REQUIRED WORK ▸
Return the material word for word. Do not include pictures.

MATERIAL PROVIDED ▸
● ● ● ● ●

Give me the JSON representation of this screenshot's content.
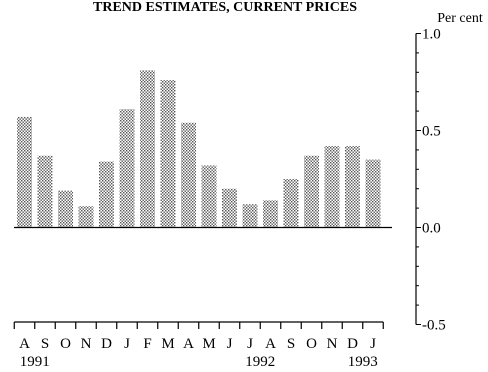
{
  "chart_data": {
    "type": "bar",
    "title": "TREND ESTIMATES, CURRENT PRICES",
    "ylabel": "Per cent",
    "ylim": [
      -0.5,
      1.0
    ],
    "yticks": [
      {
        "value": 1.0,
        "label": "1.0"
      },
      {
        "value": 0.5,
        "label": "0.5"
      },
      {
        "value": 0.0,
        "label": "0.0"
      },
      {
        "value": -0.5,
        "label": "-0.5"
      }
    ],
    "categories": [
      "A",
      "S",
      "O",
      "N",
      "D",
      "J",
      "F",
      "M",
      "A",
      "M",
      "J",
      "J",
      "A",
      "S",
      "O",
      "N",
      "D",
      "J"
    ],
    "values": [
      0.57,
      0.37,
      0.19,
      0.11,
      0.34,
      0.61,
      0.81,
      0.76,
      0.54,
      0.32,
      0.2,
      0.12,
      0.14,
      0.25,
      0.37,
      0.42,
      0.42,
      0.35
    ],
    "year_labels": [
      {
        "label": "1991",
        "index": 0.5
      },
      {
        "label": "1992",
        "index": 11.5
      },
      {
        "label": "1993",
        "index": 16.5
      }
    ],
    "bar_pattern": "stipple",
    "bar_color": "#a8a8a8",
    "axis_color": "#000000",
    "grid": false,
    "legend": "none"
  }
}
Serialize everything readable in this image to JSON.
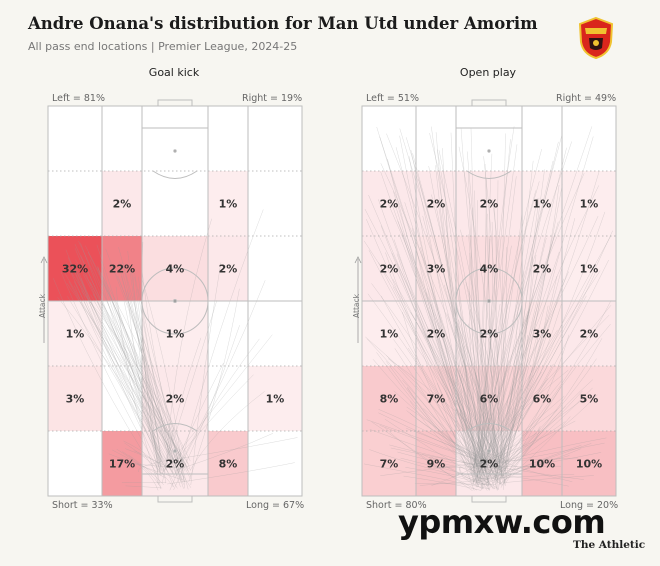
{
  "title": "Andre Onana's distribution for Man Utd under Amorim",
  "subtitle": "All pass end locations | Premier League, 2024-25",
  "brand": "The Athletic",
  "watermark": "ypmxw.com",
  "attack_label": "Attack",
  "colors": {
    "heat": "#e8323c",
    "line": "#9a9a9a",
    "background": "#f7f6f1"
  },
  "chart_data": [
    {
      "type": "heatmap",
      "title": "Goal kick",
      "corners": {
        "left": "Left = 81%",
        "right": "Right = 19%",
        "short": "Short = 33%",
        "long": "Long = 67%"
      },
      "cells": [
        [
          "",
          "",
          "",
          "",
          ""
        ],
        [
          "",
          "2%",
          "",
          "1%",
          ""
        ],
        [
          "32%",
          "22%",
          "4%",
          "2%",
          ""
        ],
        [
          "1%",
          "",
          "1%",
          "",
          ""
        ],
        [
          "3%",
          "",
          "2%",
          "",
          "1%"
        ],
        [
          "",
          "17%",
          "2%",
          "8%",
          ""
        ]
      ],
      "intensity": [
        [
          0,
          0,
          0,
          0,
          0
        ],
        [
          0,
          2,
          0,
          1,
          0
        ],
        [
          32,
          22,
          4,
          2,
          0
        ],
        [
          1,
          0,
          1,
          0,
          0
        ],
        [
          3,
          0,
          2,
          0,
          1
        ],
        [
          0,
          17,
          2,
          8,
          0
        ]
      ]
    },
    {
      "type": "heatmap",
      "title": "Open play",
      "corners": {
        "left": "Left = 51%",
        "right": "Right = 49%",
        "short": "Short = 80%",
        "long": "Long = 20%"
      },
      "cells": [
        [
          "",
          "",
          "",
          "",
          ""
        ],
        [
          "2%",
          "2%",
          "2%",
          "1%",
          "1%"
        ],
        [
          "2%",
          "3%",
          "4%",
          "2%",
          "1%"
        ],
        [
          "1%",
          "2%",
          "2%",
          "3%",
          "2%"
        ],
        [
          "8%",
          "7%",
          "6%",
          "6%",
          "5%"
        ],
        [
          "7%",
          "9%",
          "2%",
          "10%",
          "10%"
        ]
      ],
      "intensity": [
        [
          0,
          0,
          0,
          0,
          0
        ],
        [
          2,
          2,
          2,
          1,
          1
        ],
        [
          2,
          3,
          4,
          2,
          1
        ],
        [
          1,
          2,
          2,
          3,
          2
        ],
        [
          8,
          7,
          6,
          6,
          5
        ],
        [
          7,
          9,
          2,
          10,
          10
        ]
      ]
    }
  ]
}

● ● ● ● ●

ANSWER FOR THIS EXERCISE ▸
Give me the JSON representation of this screenshot's content.
{
  "chart_data": {
    "type": "bar",
    "title": "TREND ESTIMATES, CURRENT PRICES",
    "ylabel": "Per cent",
    "ylim": [
      -0.5,
      1.0
    ],
    "yticks": [
      {
        "value": 1.0,
        "label": "1.0"
      },
      {
        "value": 0.5,
        "label": "0.5"
      },
      {
        "value": 0.0,
        "label": "0.0"
      },
      {
        "value": -0.5,
        "label": "-0.5"
      }
    ],
    "categories": [
      "A",
      "S",
      "O",
      "N",
      "D",
      "J",
      "F",
      "M",
      "A",
      "M",
      "J",
      "J",
      "A",
      "S",
      "O",
      "N",
      "D",
      "J"
    ],
    "values": [
      0.57,
      0.37,
      0.19,
      0.11,
      0.34,
      0.61,
      0.81,
      0.76,
      0.54,
      0.32,
      0.2,
      0.12,
      0.14,
      0.25,
      0.37,
      0.42,
      0.42,
      0.35
    ],
    "year_labels": [
      {
        "label": "1991",
        "index": 0.5
      },
      {
        "label": "1992",
        "index": 11.5
      },
      {
        "label": "1993",
        "index": 16.5
      }
    ],
    "bar_pattern": "stipple",
    "bar_color": "#a8a8a8",
    "axis_color": "#000000",
    "grid": false,
    "legend": "none"
  }
}
Serialize everything readable in this image to JSON.
{
  "title": "Andre Onana's distribution for Man Utd under Amorim",
  "subtitle": "All pass end locations | Premier League, 2024-25",
  "brand": "The Athletic",
  "watermark": "ypmxw.com",
  "attack_label": "Attack",
  "colors": {
    "heat": "#e8323c",
    "line": "#9a9a9a",
    "background": "#f7f6f1"
  },
  "chart_data": [
    {
      "type": "heatmap",
      "title": "Goal kick",
      "corners": {
        "left": "Left = 81%",
        "right": "Right = 19%",
        "short": "Short = 33%",
        "long": "Long = 67%"
      },
      "cells": [
        [
          "",
          "",
          "",
          "",
          ""
        ],
        [
          "",
          "2%",
          "",
          "1%",
          ""
        ],
        [
          "32%",
          "22%",
          "4%",
          "2%",
          ""
        ],
        [
          "1%",
          "",
          "1%",
          "",
          ""
        ],
        [
          "3%",
          "",
          "2%",
          "",
          "1%"
        ],
        [
          "",
          "17%",
          "2%",
          "8%",
          ""
        ]
      ],
      "intensity": [
        [
          0,
          0,
          0,
          0,
          0
        ],
        [
          0,
          2,
          0,
          1,
          0
        ],
        [
          32,
          22,
          4,
          2,
          0
        ],
        [
          1,
          0,
          1,
          0,
          0
        ],
        [
          3,
          0,
          2,
          0,
          1
        ],
        [
          0,
          17,
          2,
          8,
          0
        ]
      ]
    },
    {
      "type": "heatmap",
      "title": "Open play",
      "corners": {
        "left": "Left = 51%",
        "right": "Right = 49%",
        "short": "Short = 80%",
        "long": "Long = 20%"
      },
      "cells": [
        [
          "",
          "",
          "",
          "",
          ""
        ],
        [
          "2%",
          "2%",
          "2%",
          "1%",
          "1%"
        ],
        [
          "2%",
          "3%",
          "4%",
          "2%",
          "1%"
        ],
        [
          "1%",
          "2%",
          "2%",
          "3%",
          "2%"
        ],
        [
          "8%",
          "7%",
          "6%",
          "6%",
          "5%"
        ],
        [
          "7%",
          "9%",
          "2%",
          "10%",
          "10%"
        ]
      ],
      "intensity": [
        [
          0,
          0,
          0,
          0,
          0
        ],
        [
          2,
          2,
          2,
          1,
          1
        ],
        [
          2,
          3,
          4,
          2,
          1
        ],
        [
          1,
          2,
          2,
          3,
          2
        ],
        [
          8,
          7,
          6,
          6,
          5
        ],
        [
          7,
          9,
          2,
          10,
          10
        ]
      ]
    }
  ]
}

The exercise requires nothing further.